What is being asked -> Repeat each entry as written and leave the images out of the copy.
:: Data for this task ::
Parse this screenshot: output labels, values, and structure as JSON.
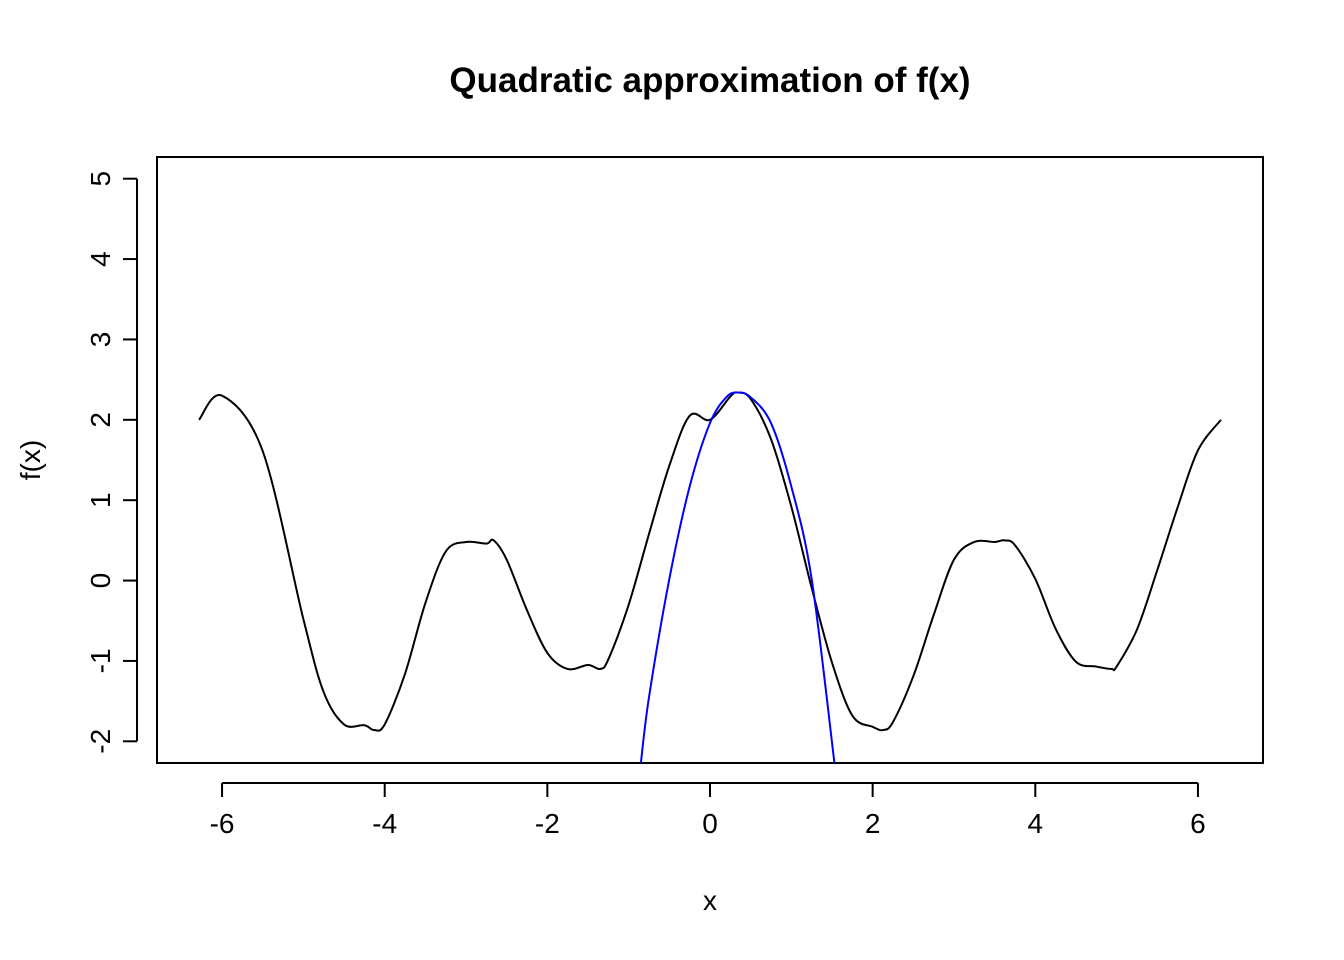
{
  "chart_data": {
    "type": "line",
    "title": "Quadratic approximation of f(x)",
    "xlabel": "x",
    "ylabel": "f(x)",
    "xlim": [
      -6.8,
      6.8
    ],
    "ylim": [
      -2.27,
      5.27
    ],
    "x_ticks": [
      -6,
      -4,
      -2,
      0,
      2,
      4,
      6
    ],
    "x_tick_labels": [
      "-6",
      "-4",
      "-2",
      "0",
      "2",
      "4",
      "6"
    ],
    "y_ticks": [
      -2,
      -1,
      0,
      1,
      2,
      3,
      4,
      5
    ],
    "y_tick_labels": [
      "-2",
      "-1",
      "0",
      "1",
      "2",
      "3",
      "4",
      "5"
    ],
    "grid": false,
    "legend": "none",
    "series": [
      {
        "name": "f(x)",
        "color": "#000000",
        "x": [
          -6.283,
          -6.0,
          -5.5,
          -5.0,
          -4.75,
          -4.5,
          -4.25,
          -4.13,
          -4.0,
          -3.75,
          -3.5,
          -3.25,
          -3.0,
          -2.75,
          -2.66,
          -2.5,
          -2.25,
          -2.0,
          -1.75,
          -1.5,
          -1.35,
          -1.25,
          -1.0,
          -0.75,
          -0.5,
          -0.25,
          0.0,
          0.25,
          0.34,
          0.5,
          0.75,
          1.0,
          1.25,
          1.5,
          1.75,
          2.0,
          2.13,
          2.25,
          2.5,
          2.75,
          3.0,
          3.25,
          3.5,
          3.62,
          3.75,
          4.0,
          4.25,
          4.5,
          4.75,
          4.94,
          5.0,
          5.25,
          5.5,
          5.75,
          6.0,
          6.283
        ],
        "y": [
          2.0,
          2.3,
          1.61,
          -0.48,
          -1.39,
          -1.79,
          -1.8,
          -1.86,
          -1.79,
          -1.16,
          -0.28,
          0.36,
          0.48,
          0.46,
          0.5,
          0.26,
          -0.37,
          -0.9,
          -1.1,
          -1.05,
          -1.1,
          -0.98,
          -0.3,
          0.58,
          1.43,
          2.05,
          2.0,
          2.29,
          2.34,
          2.26,
          1.76,
          0.92,
          -0.09,
          -1.02,
          -1.68,
          -1.82,
          -1.86,
          -1.76,
          -1.19,
          -0.43,
          0.26,
          0.48,
          0.48,
          0.5,
          0.44,
          0.02,
          -0.6,
          -1.01,
          -1.07,
          -1.1,
          -1.07,
          -0.61,
          0.13,
          0.91,
          1.62,
          2.0
        ]
      },
      {
        "name": "quadratic approximation",
        "color": "#0000ff",
        "x": [
          -0.85,
          -0.75,
          -0.5,
          -0.25,
          0.0,
          0.2,
          0.34,
          0.5,
          0.75,
          1.0,
          1.25,
          1.53
        ],
        "y": [
          -2.27,
          -1.45,
          0.02,
          1.17,
          1.96,
          2.28,
          2.34,
          2.28,
          1.96,
          1.17,
          0.02,
          -2.27
        ]
      }
    ]
  }
}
:::
Finished task ->
Parse this screenshot: output labels, values, and structure as JSON.
{
  "chart_data": {
    "type": "line",
    "title": "Quadratic approximation of f(x)",
    "xlabel": "x",
    "ylabel": "f(x)",
    "xlim": [
      -6.8,
      6.8
    ],
    "ylim": [
      -2.27,
      5.27
    ],
    "x_ticks": [
      -6,
      -4,
      -2,
      0,
      2,
      4,
      6
    ],
    "x_tick_labels": [
      "-6",
      "-4",
      "-2",
      "0",
      "2",
      "4",
      "6"
    ],
    "y_ticks": [
      -2,
      -1,
      0,
      1,
      2,
      3,
      4,
      5
    ],
    "y_tick_labels": [
      "-2",
      "-1",
      "0",
      "1",
      "2",
      "3",
      "4",
      "5"
    ],
    "grid": false,
    "legend": "none",
    "series": [
      {
        "name": "f(x)",
        "color": "#000000",
        "x": [
          -6.283,
          -6.0,
          -5.5,
          -5.0,
          -4.75,
          -4.5,
          -4.25,
          -4.13,
          -4.0,
          -3.75,
          -3.5,
          -3.25,
          -3.0,
          -2.75,
          -2.66,
          -2.5,
          -2.25,
          -2.0,
          -1.75,
          -1.5,
          -1.35,
          -1.25,
          -1.0,
          -0.75,
          -0.5,
          -0.25,
          0.0,
          0.25,
          0.34,
          0.5,
          0.75,
          1.0,
          1.25,
          1.5,
          1.75,
          2.0,
          2.13,
          2.25,
          2.5,
          2.75,
          3.0,
          3.25,
          3.5,
          3.62,
          3.75,
          4.0,
          4.25,
          4.5,
          4.75,
          4.94,
          5.0,
          5.25,
          5.5,
          5.75,
          6.0,
          6.283
        ],
        "y": [
          2.0,
          2.3,
          1.61,
          -0.48,
          -1.39,
          -1.79,
          -1.8,
          -1.86,
          -1.79,
          -1.16,
          -0.28,
          0.36,
          0.48,
          0.46,
          0.5,
          0.26,
          -0.37,
          -0.9,
          -1.1,
          -1.05,
          -1.1,
          -0.98,
          -0.3,
          0.58,
          1.43,
          2.05,
          2.0,
          2.29,
          2.34,
          2.26,
          1.76,
          0.92,
          -0.09,
          -1.02,
          -1.68,
          -1.82,
          -1.86,
          -1.76,
          -1.19,
          -0.43,
          0.26,
          0.48,
          0.48,
          0.5,
          0.44,
          0.02,
          -0.6,
          -1.01,
          -1.07,
          -1.1,
          -1.07,
          -0.61,
          0.13,
          0.91,
          1.62,
          2.0
        ]
      },
      {
        "name": "quadratic approximation",
        "color": "#0000ff",
        "x": [
          -0.85,
          -0.75,
          -0.5,
          -0.25,
          0.0,
          0.2,
          0.34,
          0.5,
          0.75,
          1.0,
          1.25,
          1.53
        ],
        "y": [
          -2.27,
          -1.45,
          0.02,
          1.17,
          1.96,
          2.28,
          2.34,
          2.28,
          1.96,
          1.17,
          0.02,
          -2.27
        ]
      }
    ]
  }
}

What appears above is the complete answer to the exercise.